EXERCISE GOAL:
Copy all lines of the listing that include the string "Karena".

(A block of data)

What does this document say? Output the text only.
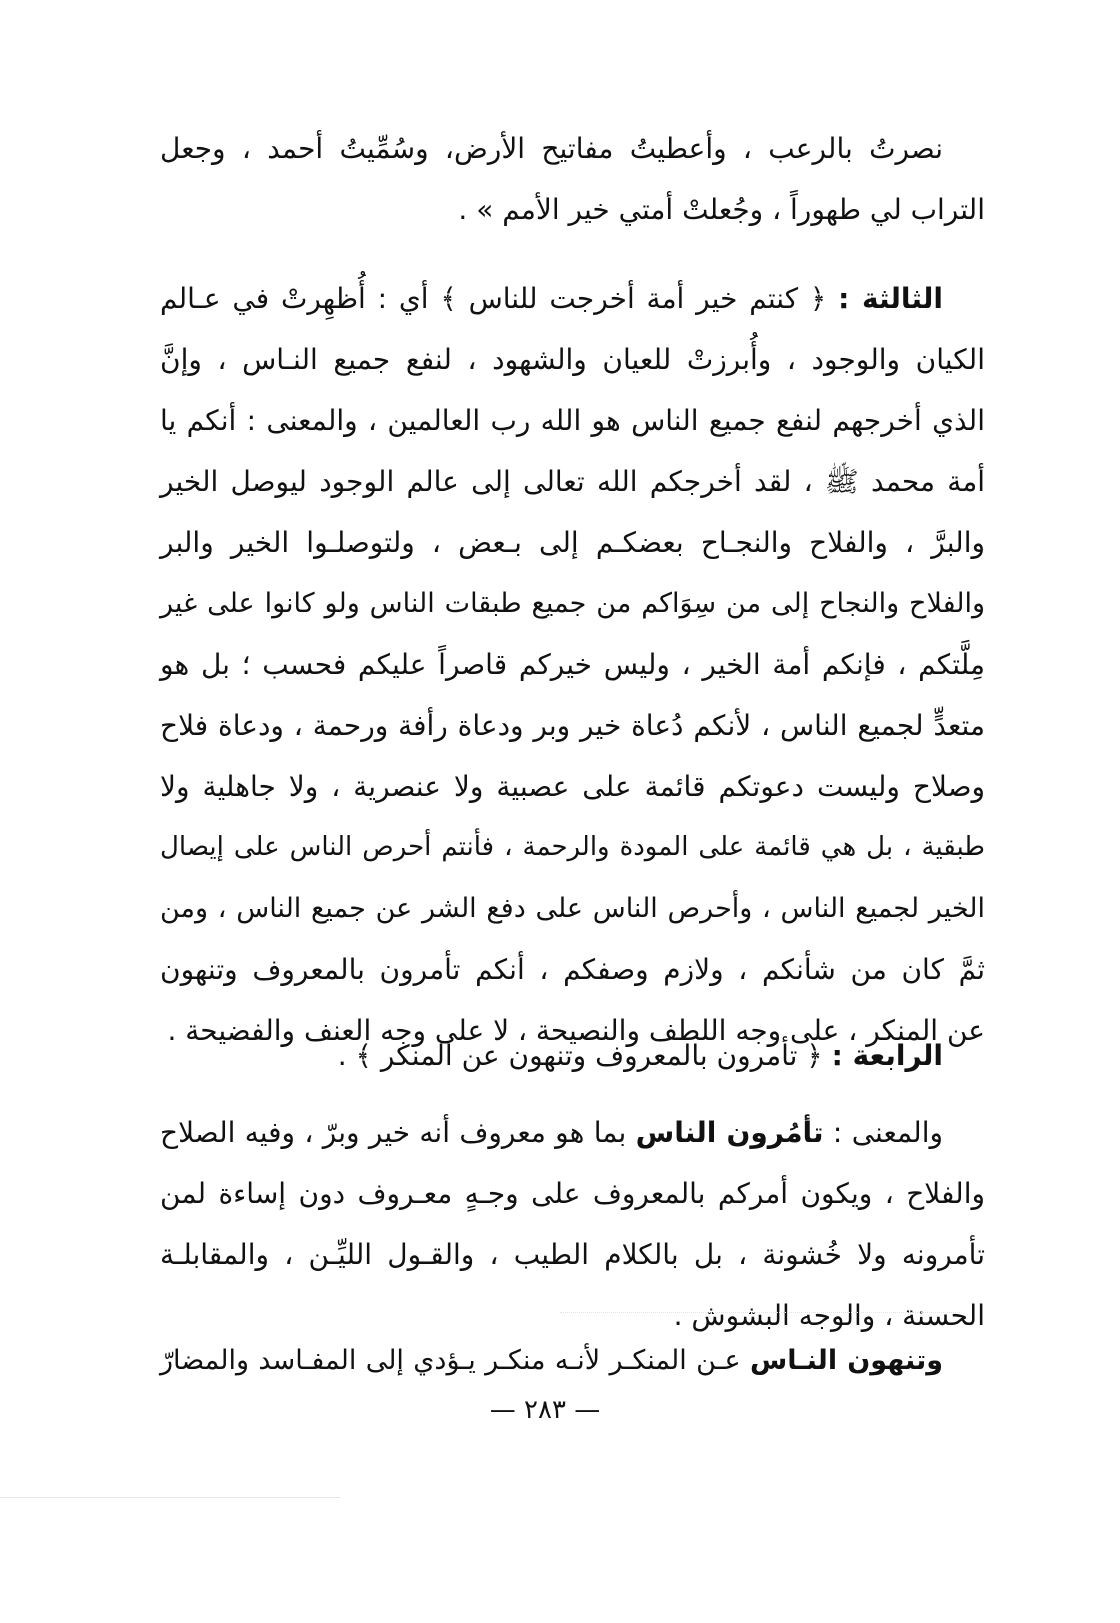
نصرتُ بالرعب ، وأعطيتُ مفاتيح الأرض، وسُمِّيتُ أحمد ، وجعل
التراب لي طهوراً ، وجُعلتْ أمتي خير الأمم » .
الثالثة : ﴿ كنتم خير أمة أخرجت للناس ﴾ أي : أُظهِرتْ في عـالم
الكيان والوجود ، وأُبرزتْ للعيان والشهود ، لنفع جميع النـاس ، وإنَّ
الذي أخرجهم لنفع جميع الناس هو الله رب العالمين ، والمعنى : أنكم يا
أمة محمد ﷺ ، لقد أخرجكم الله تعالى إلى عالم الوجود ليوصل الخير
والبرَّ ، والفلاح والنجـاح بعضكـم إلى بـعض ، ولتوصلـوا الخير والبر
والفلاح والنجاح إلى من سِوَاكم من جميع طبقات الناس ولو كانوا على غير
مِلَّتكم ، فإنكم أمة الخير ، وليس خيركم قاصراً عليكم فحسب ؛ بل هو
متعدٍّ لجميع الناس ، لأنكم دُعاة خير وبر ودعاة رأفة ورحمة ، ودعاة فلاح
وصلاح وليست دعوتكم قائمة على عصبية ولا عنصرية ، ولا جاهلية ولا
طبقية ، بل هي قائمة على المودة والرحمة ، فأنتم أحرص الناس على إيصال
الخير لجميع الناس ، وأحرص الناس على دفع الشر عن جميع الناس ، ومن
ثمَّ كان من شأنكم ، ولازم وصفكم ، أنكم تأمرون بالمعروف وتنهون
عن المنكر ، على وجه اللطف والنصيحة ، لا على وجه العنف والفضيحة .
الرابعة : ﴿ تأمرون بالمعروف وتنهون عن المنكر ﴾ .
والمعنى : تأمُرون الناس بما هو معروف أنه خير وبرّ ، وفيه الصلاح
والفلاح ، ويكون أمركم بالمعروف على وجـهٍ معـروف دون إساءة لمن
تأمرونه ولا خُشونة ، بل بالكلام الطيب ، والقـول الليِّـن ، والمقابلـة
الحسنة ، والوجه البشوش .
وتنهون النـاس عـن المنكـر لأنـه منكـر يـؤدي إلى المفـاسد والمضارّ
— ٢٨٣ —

* * *

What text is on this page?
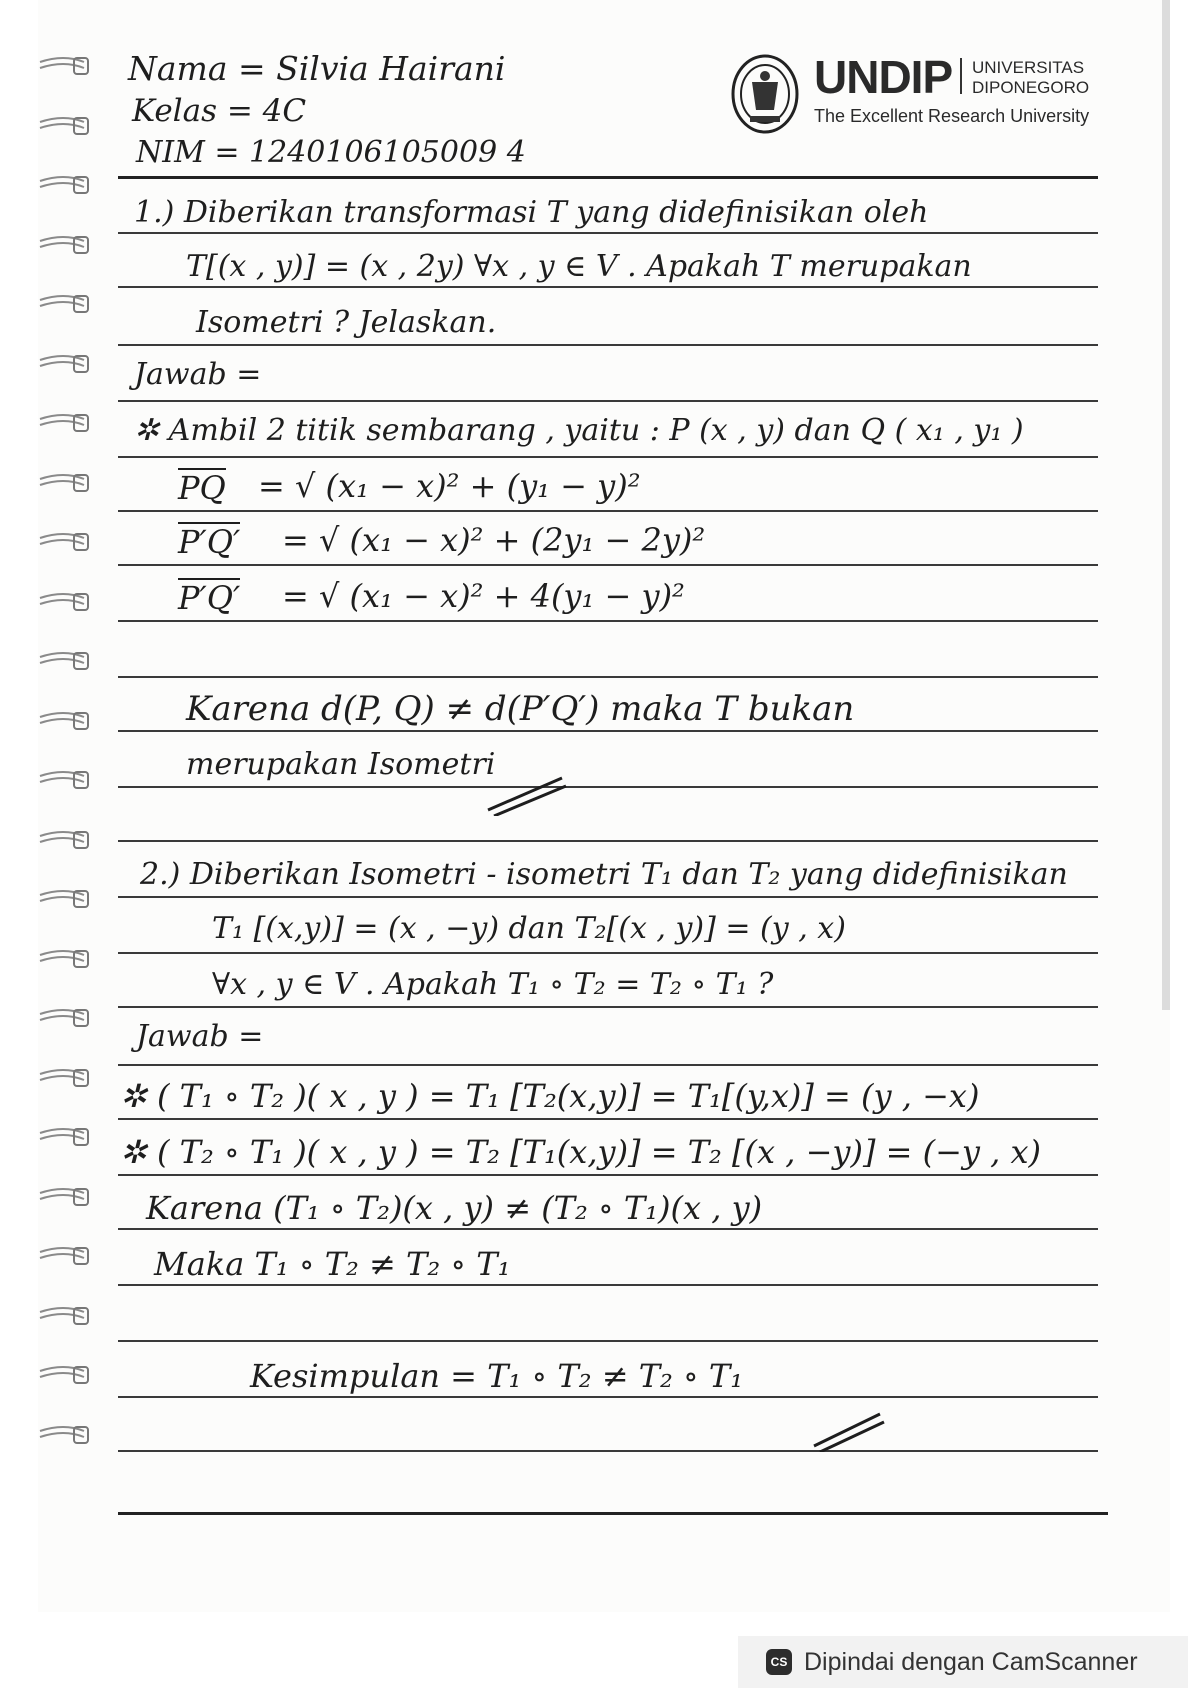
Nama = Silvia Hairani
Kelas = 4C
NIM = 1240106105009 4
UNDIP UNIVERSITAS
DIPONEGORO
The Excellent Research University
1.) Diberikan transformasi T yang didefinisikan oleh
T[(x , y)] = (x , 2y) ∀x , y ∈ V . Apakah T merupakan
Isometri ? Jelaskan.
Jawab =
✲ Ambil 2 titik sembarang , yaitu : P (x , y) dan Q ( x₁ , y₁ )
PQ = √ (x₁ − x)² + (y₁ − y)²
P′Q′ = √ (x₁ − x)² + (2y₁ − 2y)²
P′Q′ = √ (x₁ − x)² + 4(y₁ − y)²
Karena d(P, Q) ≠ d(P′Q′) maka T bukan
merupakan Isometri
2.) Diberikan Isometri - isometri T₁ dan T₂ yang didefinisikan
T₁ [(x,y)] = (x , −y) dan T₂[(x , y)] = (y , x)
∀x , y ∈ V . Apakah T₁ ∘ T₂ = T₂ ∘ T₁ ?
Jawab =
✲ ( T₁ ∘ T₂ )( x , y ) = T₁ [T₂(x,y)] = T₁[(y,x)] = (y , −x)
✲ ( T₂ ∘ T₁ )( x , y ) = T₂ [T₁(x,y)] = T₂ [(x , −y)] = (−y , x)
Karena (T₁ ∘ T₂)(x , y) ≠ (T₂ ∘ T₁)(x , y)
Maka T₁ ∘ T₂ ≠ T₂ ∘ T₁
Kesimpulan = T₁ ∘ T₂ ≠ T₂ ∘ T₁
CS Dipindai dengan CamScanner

SOLUTION FOR THIS TASK:
Karena d(P, Q) ≠ d(P′Q′) maka T bukan
Karena (T₁ ∘ T₂)(x , y) ≠ (T₂ ∘ T₁)(x , y)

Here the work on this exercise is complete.